- WRITTEN INSTRUCTION: Every line of the material below should be repeated exactly.

--- EXERCISE INPUTS ---

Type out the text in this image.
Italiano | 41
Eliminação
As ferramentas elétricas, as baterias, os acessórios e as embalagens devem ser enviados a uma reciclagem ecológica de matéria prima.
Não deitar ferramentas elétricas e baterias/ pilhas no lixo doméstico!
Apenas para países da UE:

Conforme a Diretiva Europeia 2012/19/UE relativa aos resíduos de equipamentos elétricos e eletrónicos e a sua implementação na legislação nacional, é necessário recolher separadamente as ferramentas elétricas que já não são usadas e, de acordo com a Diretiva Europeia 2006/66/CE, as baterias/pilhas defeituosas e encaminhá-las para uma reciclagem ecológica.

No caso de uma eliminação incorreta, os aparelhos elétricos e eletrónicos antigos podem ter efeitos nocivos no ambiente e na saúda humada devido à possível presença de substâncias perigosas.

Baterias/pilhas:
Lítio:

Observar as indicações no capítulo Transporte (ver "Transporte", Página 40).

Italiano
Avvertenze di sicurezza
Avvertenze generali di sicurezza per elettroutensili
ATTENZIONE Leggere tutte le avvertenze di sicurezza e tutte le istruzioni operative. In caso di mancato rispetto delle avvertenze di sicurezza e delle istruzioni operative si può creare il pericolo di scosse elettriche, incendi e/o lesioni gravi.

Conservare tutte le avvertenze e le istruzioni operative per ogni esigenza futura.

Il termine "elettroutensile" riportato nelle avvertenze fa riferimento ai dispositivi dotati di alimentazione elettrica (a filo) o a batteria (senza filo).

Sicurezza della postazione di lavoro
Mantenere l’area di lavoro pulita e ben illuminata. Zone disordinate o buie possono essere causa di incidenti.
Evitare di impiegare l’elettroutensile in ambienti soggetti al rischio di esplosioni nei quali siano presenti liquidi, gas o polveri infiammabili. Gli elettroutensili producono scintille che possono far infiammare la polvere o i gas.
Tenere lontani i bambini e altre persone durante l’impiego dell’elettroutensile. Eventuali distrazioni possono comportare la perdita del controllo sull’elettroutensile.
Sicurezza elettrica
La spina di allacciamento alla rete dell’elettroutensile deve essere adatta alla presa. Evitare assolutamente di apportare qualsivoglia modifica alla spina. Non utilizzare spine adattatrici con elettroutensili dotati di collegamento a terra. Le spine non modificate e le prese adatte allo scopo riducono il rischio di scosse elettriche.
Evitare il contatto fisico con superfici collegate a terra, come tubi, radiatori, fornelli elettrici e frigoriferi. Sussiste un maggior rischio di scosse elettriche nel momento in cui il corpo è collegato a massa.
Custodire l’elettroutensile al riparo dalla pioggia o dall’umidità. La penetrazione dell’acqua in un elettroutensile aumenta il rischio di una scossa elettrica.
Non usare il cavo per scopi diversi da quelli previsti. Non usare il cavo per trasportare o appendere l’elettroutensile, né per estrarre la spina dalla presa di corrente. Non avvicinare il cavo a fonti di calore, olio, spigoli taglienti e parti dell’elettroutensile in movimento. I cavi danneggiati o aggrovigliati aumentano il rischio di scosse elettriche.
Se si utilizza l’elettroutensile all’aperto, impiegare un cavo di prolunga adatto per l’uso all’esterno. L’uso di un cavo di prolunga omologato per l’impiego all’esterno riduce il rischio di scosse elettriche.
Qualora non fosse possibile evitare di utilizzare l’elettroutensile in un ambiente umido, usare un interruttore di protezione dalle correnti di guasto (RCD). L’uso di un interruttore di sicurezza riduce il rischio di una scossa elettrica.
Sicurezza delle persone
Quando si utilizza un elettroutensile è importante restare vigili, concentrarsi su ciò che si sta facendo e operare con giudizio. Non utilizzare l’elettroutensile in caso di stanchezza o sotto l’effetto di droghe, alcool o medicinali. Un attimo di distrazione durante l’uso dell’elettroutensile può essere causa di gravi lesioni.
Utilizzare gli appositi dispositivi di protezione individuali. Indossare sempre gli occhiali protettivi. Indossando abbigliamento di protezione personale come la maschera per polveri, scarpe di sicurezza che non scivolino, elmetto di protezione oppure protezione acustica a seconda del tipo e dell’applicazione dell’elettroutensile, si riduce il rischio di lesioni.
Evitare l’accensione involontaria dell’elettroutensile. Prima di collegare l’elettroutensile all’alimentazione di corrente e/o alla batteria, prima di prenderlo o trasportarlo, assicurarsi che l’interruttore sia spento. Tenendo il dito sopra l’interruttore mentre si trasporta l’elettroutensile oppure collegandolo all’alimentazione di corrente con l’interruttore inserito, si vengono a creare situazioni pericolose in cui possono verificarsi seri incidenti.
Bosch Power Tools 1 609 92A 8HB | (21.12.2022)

---

- TASK SOLUTION:
Type out the text in this image.
Italiano | 41
Eliminação
As ferramentas elétricas, as baterias, os acessórios e as embalagens devem ser enviados a uma reciclagem ecológica de matéria prima.
Não deitar ferramentas elétricas e baterias/ pilhas no lixo doméstico!
Apenas para países da UE:

Conforme a Diretiva Europeia 2012/19/UE relativa aos resíduos de equipamentos elétricos e eletrónicos e a sua implementação na legislação nacional, é necessário recolher separadamente as ferramentas elétricas que já não são usadas e, de acordo com a Diretiva Europeia 2006/66/CE, as baterias/pilhas defeituosas e encaminhá-las para uma reciclagem ecológica.

No caso de uma eliminação incorreta, os aparelhos elétricos e eletrónicos antigos podem ter efeitos nocivos no ambiente e na saúda humada devido à possível presença de substâncias perigosas.

Baterias/pilhas:
Lítio:

Observar as indicações no capítulo Transporte (ver "Transporte", Página 40).

Italiano
Avvertenze di sicurezza
Avvertenze generali di sicurezza per elettroutensili
ATTENZIONE Leggere tutte le avvertenze di sicurezza e tutte le istruzioni operative. In caso di mancato rispetto delle avvertenze di sicurezza e delle istruzioni operative si può creare il pericolo di scosse elettriche, incendi e/o lesioni gravi.

Conservare tutte le avvertenze e le istruzioni operative per ogni esigenza futura.

Il termine "elettroutensile" riportato nelle avvertenze fa riferimento ai dispositivi dotati di alimentazione elettrica (a filo) o a batteria (senza filo).

Sicurezza della postazione di lavoro
Mantenere l’area di lavoro pulita e ben illuminata. Zone disordinate o buie possono essere causa di incidenti.
Evitare di impiegare l’elettroutensile in ambienti soggetti al rischio di esplosioni nei quali siano presenti liquidi, gas o polveri infiammabili. Gli elettroutensili producono scintille che possono far infiammare la polvere o i gas.
Tenere lontani i bambini e altre persone durante l’impiego dell’elettroutensile. Eventuali distrazioni possono comportare la perdita del controllo sull’elettroutensile.
Sicurezza elettrica
La spina di allacciamento alla rete dell’elettroutensile deve essere adatta alla presa. Evitare assolutamente di apportare qualsivoglia modifica alla spina. Non utilizzare spine adattatrici con elettroutensili dotati di collegamento a terra. Le spine non modificate e le prese adatte allo scopo riducono il rischio di scosse elettriche.
Evitare il contatto fisico con superfici collegate a terra, come tubi, radiatori, fornelli elettrici e frigoriferi. Sussiste un maggior rischio di scosse elettriche nel momento in cui il corpo è collegato a massa.
Custodire l’elettroutensile al riparo dalla pioggia o dall’umidità. La penetrazione dell’acqua in un elettroutensile aumenta il rischio di una scossa elettrica.
Non usare il cavo per scopi diversi da quelli previsti. Non usare il cavo per trasportare o appendere l’elettroutensile, né per estrarre la spina dalla presa di corrente. Non avvicinare il cavo a fonti di calore, olio, spigoli taglienti e parti dell’elettroutensile in movimento. I cavi danneggiati o aggrovigliati aumentano il rischio di scosse elettriche.
Se si utilizza l’elettroutensile all’aperto, impiegare un cavo di prolunga adatto per l’uso all’esterno. L’uso di un cavo di prolunga omologato per l’impiego all’esterno riduce il rischio di scosse elettriche.
Qualora non fosse possibile evitare di utilizzare l’elettroutensile in un ambiente umido, usare un interruttore di protezione dalle correnti di guasto (RCD). L’uso di un interruttore di sicurezza riduce il rischio di una scossa elettrica.
Sicurezza delle persone
Quando si utilizza un elettroutensile è importante restare vigili, concentrarsi su ciò che si sta facendo e operare con giudizio. Non utilizzare l’elettroutensile in caso di stanchezza o sotto l’effetto di droghe, alcool o medicinali. Un attimo di distrazione durante l’uso dell’elettroutensile può essere causa di gravi lesioni.
Utilizzare gli appositi dispositivi di protezione individuali. Indossare sempre gli occhiali protettivi. Indossando abbigliamento di protezione personale come la maschera per polveri, scarpe di sicurezza che non scivolino, elmetto di protezione oppure protezione acustica a seconda del tipo e dell’applicazione dell’elettroutensile, si riduce il rischio di lesioni.
Evitare l’accensione involontaria dell’elettroutensile. Prima di collegare l’elettroutensile all’alimentazione di corrente e/o alla batteria, prima di prenderlo o trasportarlo, assicurarsi che l’interruttore sia spento. Tenendo il dito sopra l’interruttore mentre si trasporta l’elettroutensile oppure collegandolo all’alimentazione di corrente con l’interruttore inserito, si vengono a creare situazioni pericolose in cui possono verificarsi seri incidenti.
Bosch Power Tools 1 609 92A 8HB | (21.12.2022)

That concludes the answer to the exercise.